===== TESTO DELL'ESERCIZIO =====
Chi sostiene l’etica umanista-cristiana tanto aborrita
dai nazisti ritiene che le virtù primarie ed i valori centrali definiti dalle
carte costituzionali non abbiano bisogno di una qualche giustificazione
razionale o di un ancoraggio naturalistico-evolutivo. Ritiene che non sia
davvero necessario dimostrare scientificamente l'utilità di amore, amicizia,
familiarità, comunanza, collegialità, fraternità, buon vicinato, dignità umana
e solidarietà. Che per i diritti umani non siano richieste verifiche di
autenticità e che principi ed intuizioni extra-scientifiche non siano il
prodotto di superstizioni o di emozioni inaffidabili ma di semplice buon senso.
===== DATI =====
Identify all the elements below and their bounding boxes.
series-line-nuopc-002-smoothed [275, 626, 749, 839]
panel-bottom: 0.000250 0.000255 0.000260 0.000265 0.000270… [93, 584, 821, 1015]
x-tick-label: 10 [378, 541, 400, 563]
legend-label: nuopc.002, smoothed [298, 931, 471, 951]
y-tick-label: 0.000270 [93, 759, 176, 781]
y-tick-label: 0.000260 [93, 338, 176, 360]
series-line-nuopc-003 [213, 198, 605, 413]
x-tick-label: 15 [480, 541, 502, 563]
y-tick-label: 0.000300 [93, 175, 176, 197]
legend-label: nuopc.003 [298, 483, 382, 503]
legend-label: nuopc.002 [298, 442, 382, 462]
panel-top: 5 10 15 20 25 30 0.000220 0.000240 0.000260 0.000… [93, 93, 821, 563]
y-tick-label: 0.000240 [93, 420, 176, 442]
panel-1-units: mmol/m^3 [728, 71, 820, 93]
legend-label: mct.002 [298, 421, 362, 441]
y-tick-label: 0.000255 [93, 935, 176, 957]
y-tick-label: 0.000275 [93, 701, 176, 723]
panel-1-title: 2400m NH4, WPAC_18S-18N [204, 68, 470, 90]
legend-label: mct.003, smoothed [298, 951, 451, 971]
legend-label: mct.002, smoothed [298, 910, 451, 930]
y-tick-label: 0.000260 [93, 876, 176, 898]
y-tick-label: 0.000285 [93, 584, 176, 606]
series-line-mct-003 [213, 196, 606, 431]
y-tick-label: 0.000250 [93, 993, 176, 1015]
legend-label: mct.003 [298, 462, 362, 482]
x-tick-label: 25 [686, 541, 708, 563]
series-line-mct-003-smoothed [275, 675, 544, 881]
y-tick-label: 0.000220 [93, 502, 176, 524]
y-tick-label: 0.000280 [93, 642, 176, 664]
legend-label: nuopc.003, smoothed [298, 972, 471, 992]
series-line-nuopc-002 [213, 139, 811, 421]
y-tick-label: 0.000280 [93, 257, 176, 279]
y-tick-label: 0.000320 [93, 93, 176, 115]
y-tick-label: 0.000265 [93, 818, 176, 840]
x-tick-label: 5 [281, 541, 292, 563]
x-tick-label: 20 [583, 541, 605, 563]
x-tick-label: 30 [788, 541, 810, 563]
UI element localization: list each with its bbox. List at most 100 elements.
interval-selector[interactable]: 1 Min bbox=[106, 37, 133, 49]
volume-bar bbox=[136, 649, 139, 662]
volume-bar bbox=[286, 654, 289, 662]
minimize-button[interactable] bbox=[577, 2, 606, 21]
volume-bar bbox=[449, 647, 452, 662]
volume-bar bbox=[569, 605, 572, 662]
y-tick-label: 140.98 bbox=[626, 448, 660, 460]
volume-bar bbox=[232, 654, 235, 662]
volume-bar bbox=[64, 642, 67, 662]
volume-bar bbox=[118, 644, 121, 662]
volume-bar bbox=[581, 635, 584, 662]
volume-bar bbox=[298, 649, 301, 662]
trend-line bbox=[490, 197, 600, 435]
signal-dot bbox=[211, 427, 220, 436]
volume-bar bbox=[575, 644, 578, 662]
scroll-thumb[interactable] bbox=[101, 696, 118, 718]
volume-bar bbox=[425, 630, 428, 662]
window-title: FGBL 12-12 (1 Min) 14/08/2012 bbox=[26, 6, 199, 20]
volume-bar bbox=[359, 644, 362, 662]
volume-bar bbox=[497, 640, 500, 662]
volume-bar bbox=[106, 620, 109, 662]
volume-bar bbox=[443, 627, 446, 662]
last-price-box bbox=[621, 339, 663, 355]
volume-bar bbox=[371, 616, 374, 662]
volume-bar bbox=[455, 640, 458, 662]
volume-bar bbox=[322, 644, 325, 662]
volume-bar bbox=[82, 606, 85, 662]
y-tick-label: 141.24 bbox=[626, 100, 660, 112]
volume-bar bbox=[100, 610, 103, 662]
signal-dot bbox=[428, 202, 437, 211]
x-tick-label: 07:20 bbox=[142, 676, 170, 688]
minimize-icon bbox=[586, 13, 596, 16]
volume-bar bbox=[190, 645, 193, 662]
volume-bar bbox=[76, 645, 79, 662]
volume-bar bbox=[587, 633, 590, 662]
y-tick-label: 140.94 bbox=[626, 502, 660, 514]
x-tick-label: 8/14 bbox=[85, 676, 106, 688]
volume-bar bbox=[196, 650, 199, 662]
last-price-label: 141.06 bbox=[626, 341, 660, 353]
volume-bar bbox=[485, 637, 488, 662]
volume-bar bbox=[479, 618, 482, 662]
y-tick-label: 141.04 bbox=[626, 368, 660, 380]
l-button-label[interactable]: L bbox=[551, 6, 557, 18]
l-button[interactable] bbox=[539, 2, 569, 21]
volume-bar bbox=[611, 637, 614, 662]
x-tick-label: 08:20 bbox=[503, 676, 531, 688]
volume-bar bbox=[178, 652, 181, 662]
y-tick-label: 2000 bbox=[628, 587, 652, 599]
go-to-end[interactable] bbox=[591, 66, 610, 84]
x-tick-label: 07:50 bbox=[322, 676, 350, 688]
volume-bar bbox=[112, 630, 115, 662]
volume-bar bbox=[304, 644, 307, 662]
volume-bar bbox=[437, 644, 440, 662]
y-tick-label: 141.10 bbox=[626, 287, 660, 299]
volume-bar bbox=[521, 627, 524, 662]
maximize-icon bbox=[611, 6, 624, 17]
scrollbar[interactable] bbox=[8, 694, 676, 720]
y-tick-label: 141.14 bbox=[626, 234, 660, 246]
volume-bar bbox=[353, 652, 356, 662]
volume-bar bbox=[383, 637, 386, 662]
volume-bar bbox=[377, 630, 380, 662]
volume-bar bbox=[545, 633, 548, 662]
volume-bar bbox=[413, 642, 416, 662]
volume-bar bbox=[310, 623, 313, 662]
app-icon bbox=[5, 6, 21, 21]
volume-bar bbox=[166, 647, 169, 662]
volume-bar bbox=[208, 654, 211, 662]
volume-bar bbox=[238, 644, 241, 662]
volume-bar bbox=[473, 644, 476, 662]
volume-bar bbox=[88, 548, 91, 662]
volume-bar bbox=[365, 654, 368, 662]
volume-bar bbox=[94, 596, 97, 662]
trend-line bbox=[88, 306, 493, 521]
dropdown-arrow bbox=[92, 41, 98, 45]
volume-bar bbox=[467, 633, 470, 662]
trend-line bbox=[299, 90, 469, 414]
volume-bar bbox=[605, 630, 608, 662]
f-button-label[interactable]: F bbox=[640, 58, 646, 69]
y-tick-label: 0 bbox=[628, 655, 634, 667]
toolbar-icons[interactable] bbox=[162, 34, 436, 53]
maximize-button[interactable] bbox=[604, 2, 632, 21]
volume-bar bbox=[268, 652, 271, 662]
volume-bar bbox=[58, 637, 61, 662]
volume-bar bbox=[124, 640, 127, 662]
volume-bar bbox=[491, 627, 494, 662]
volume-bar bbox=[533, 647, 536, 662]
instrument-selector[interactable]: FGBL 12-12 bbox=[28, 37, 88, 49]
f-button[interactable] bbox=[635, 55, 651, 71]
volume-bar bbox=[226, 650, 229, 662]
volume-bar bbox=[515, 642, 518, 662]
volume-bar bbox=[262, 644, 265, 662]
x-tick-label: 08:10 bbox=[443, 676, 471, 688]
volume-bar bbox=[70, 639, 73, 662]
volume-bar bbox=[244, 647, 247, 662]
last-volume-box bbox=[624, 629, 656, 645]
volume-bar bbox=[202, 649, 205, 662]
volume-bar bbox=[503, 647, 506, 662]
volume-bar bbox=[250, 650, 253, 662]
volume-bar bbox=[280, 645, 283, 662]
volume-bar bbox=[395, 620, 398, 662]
=====
CONSEGNE
a – Riporta fedelmente la parte del brano sull'etica umanista-cristiana che va da "Chi sostiene l’etica" giù fino a "semplice buon senso.".
b – Nel brano sull'etica umanista-cristiana, di che cosa sono il prodotto principi e intuizioni extra-scientifiche secondo chi sostiene quell'etica?
c – Scrivi il seguito del brano sull'etica umanista-cristiana, partendo dopo la sua ultima frase.

RISPOSTE
a –
Chi sostiene l’etica umanista-cristiana tanto aborrita
dai nazisti ritiene che le virtù primarie ed i valori centrali definiti dalle
carte costituzionali non abbiano bisogno di una qualche giustificazione
razionale o di un ancoraggio naturalistico-evolutivo. Ritiene che non sia
davvero necessario dimostrare scientificamente l'utilità di amore, amicizia,
familiarità, comunanza, collegialità, fraternità, buon vicinato, dignità umana
e solidarietà. Che per i diritti umani non siano richieste verifiche di
autenticità e che principi ed intuizioni extra-scientifiche non siano il
prodotto di superstizioni o di emozioni inaffidabili ma di semplice buon senso.

b – Di semplice buon senso.

c –
Torniamo a toccare il nodo irrisolto del senso ultimo dei nostri ragionamenti
morali. Possiamo fare a meno di ricercare in motivazioni che eccedono la nostra
umanità le ragioni per comportarci decentemente, equanimemente ed
affettuosamente nei confronti del prossimo? Dobbiamo chiedere a Dio o alla
Scienza di spiegarci perché non si debbano fare certe cose? Oppure siamo
giustificati nel sostenere che la madre di tutte le regole, “tratta gli altri
come loro vorrebbero essere trattati”, esaurisce ogni discussione in merito al
perché ed al percome uno debba agire in un modo piuttosto che in un altro?
Personalmente credo che sia questo il caso e che la nostra umanità ci obblighi
ad intervenire quando ci si chiede di alleviare le sofferenze altrui.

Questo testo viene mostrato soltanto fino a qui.